→ EXERCISE PROMPT: Please transcribe the listing below in full and word for word, without its pictures.

[Rows from a dataset]
..........

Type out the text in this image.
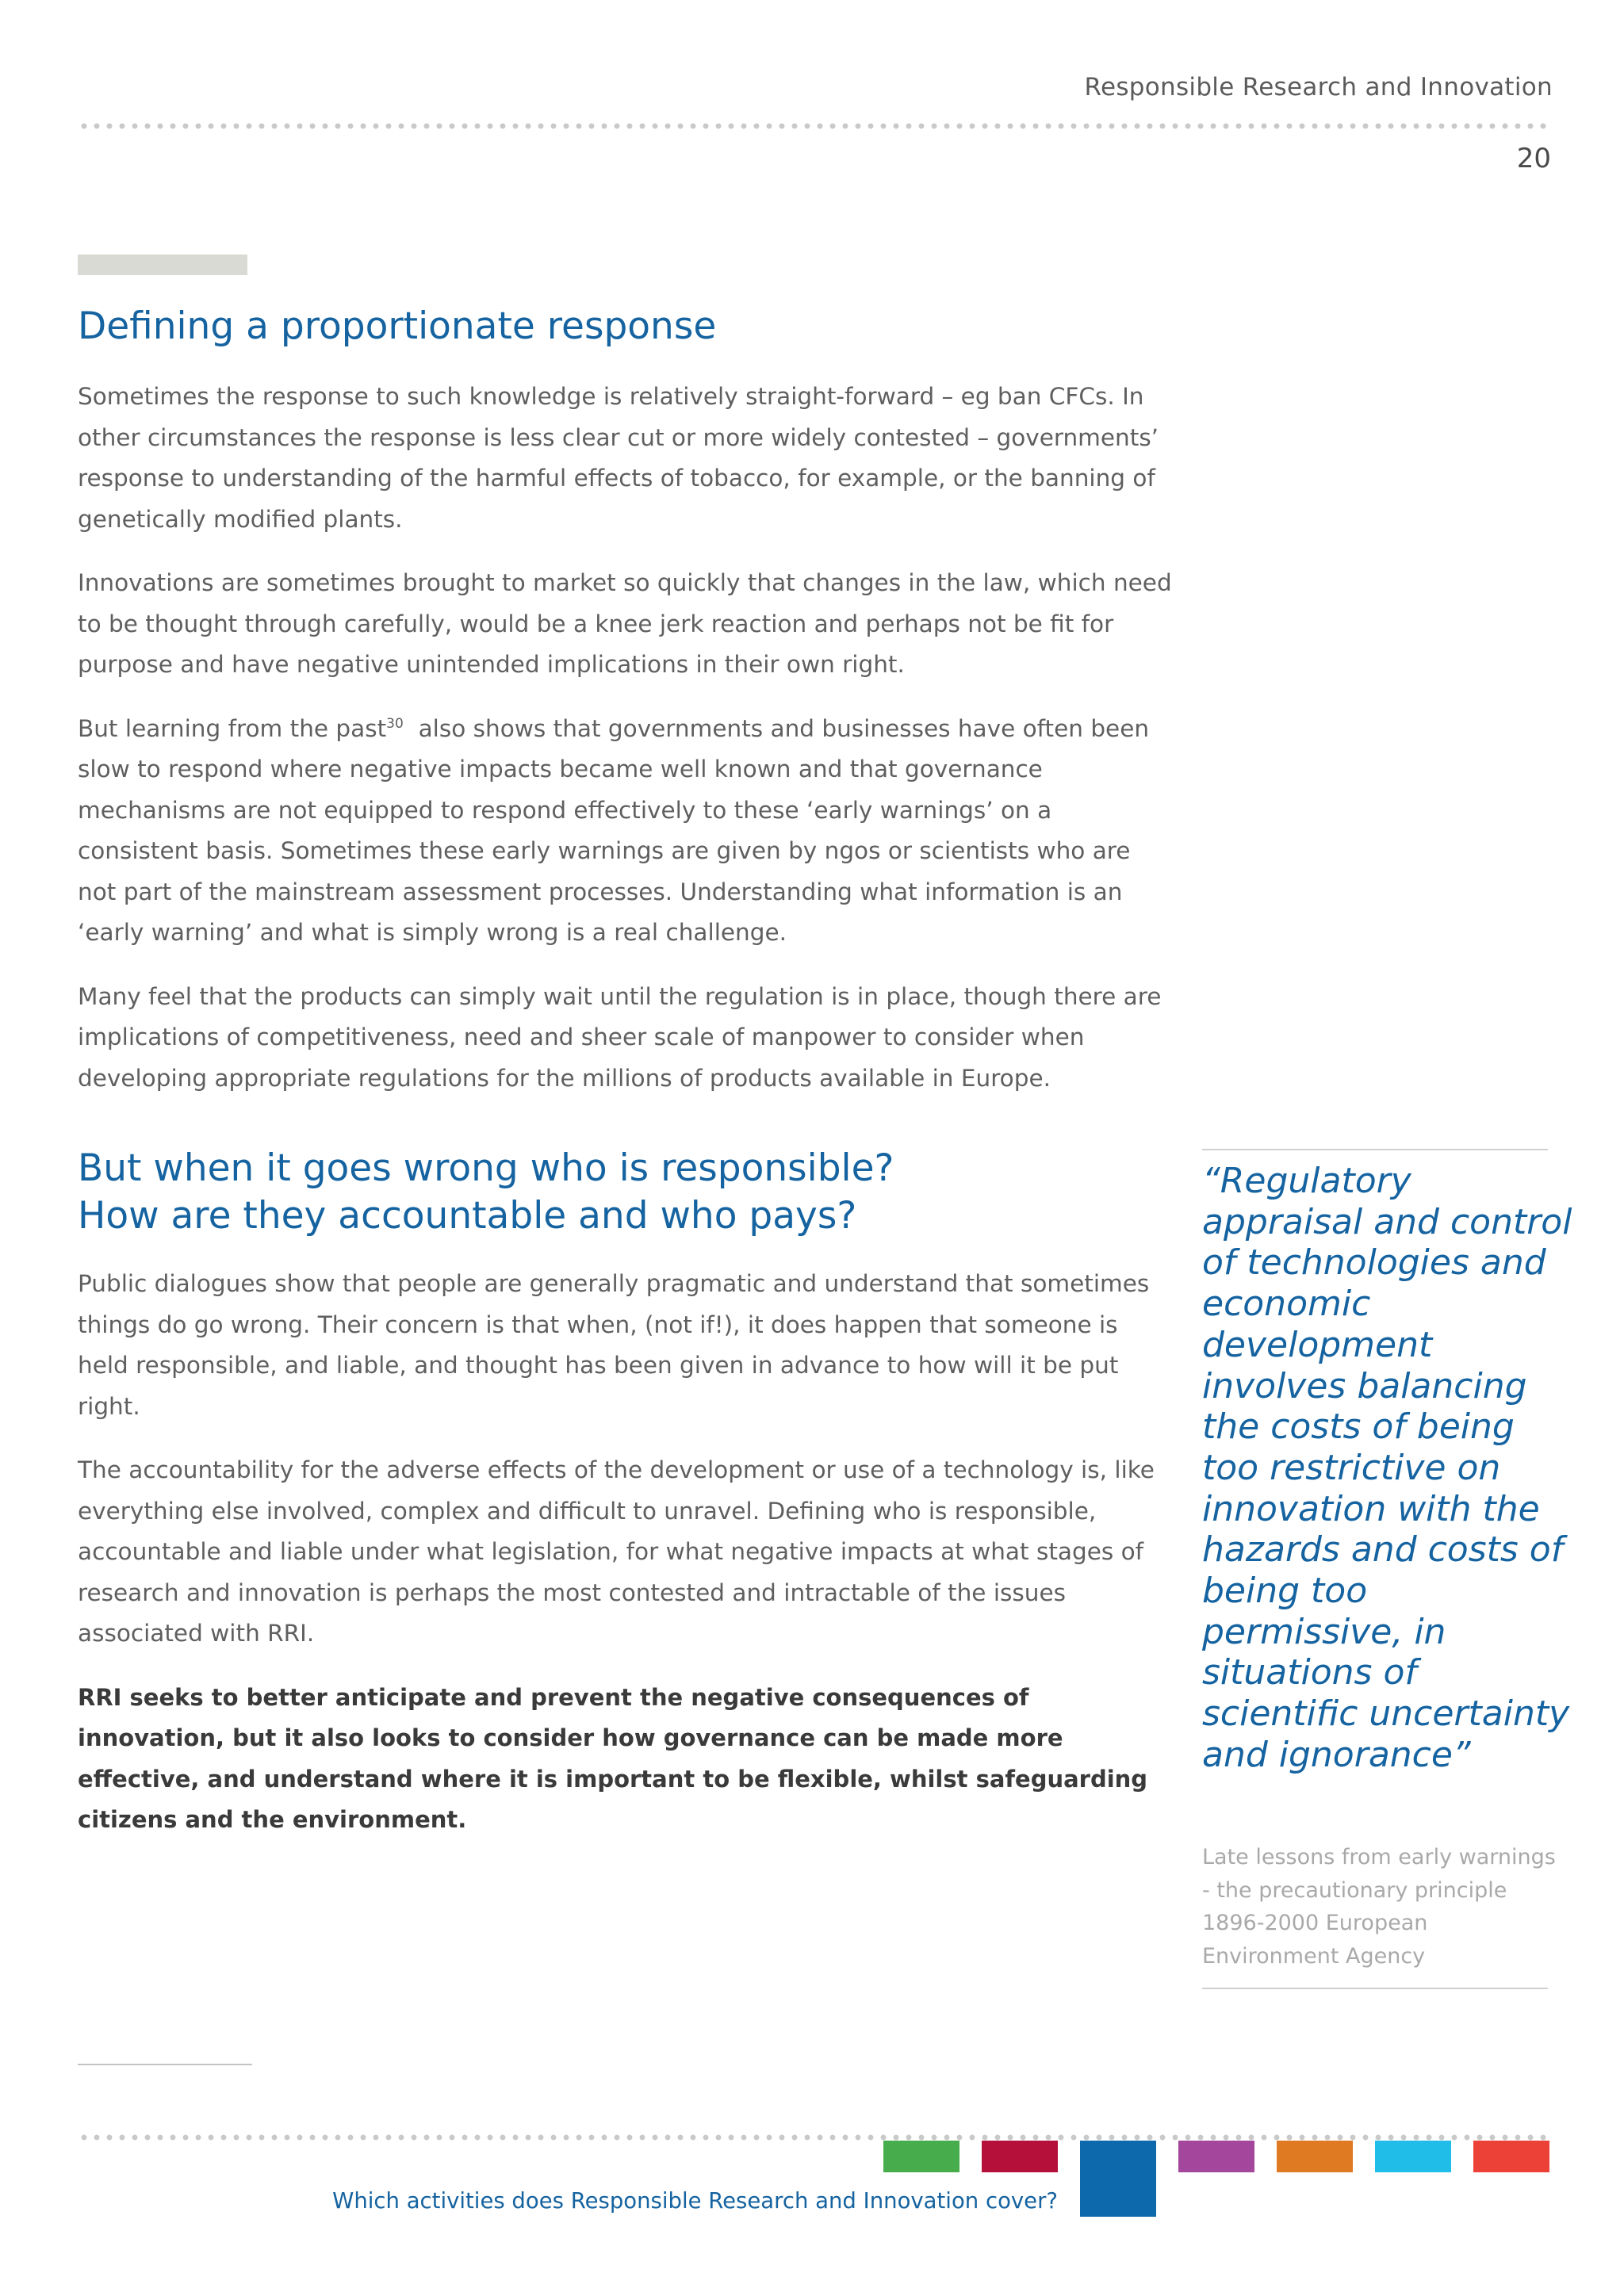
Responsible Research and Innovation
20
Defining a proportionate response

Sometimes the response to such knowledge is relatively straight-forward – eg ban CFCs. In other circumstances the response is less clear cut or more widely contested – governments’ response to understanding of the harmful effects of tobacco, for example, or the banning of genetically modified plants.

Innovations are sometimes brought to market so quickly that changes in the law, which need to be thought through carefully, would be a knee jerk reaction and perhaps not be fit for purpose and have negative unintended implications in their own right.

But learning from the past$^{30}$ also shows that governments and businesses have often been slow to respond where negative impacts became well known and that governance mechanisms are not equipped to respond effectively to these ‘early warnings’ on a consistent basis. Sometimes these early warnings are given by ngos or scientists who are not part of the mainstream assessment processes. Understanding what information is an ‘early warning’ and what is simply wrong is a real challenge.

Many feel that the products can simply wait until the regulation is in place, though there are implications of competitiveness, need and sheer scale of manpower to consider when developing appropriate regulations for the millions of products available in Europe.

But when it goes wrong who is responsible?
How are they accountable and who pays?

Public dialogues show that people are generally pragmatic and understand that sometimes things do go wrong. Their concern is that when, (not if!), it does happen that someone is held responsible, and liable, and thought has been given in advance to how will it be put right.

The accountability for the adverse effects of the development or use of a technology is, like everything else involved, complex and difficult to unravel. Defining who is responsible, accountable and liable under what legislation, for what negative impacts at what stages of research and innovation is perhaps the most contested and intractable of the issues associated with RRI.

RRI seeks to better anticipate and prevent the negative consequences of innovation, but it also looks to consider how governance can be made more effective, and understand where it is important to be flexible, whilst safeguarding citizens and the environment.

“Regulatory appraisal and control of technologies and economic development involves balancing the costs of being too restrictive on innovation with the hazards and costs of being too permissive, in situations of scientific uncertainty and ignorance”
Late lessons from early warnings - the precautionary principle 1896-2000 European Environment Agency
Which activities does Responsible Research and Innovation cover?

..........

→ THE COMPLETED TASK:
Type out the text in this image.
Responsible Research and Innovation
20
Defining a proportionate response

Sometimes the response to such knowledge is relatively straight-forward – eg ban CFCs. In other circumstances the response is less clear cut or more widely contested – governments’ response to understanding of the harmful effects of tobacco, for example, or the banning of genetically modified plants.

Innovations are sometimes brought to market so quickly that changes in the law, which need to be thought through carefully, would be a knee jerk reaction and perhaps not be fit for purpose and have negative unintended implications in their own right.

But learning from the past$^{30}$ also shows that governments and businesses have often been slow to respond where negative impacts became well known and that governance mechanisms are not equipped to respond effectively to these ‘early warnings’ on a consistent basis. Sometimes these early warnings are given by ngos or scientists who are not part of the mainstream assessment processes. Understanding what information is an ‘early warning’ and what is simply wrong is a real challenge.

Many feel that the products can simply wait until the regulation is in place, though there are implications of competitiveness, need and sheer scale of manpower to consider when developing appropriate regulations for the millions of products available in Europe.

But when it goes wrong who is responsible?
How are they accountable and who pays?

Public dialogues show that people are generally pragmatic and understand that sometimes things do go wrong. Their concern is that when, (not if!), it does happen that someone is held responsible, and liable, and thought has been given in advance to how will it be put right.

The accountability for the adverse effects of the development or use of a technology is, like everything else involved, complex and difficult to unravel. Defining who is responsible, accountable and liable under what legislation, for what negative impacts at what stages of research and innovation is perhaps the most contested and intractable of the issues associated with RRI.

RRI seeks to better anticipate and prevent the negative consequences of innovation, but it also looks to consider how governance can be made more effective, and understand where it is important to be flexible, whilst safeguarding citizens and the environment.

“Regulatory appraisal and control of technologies and economic development involves balancing the costs of being too restrictive on innovation with the hazards and costs of being too permissive, in situations of scientific uncertainty and ignorance”
Late lessons from early warnings - the precautionary principle 1896-2000 European Environment Agency
Which activities does Responsible Research and Innovation cover?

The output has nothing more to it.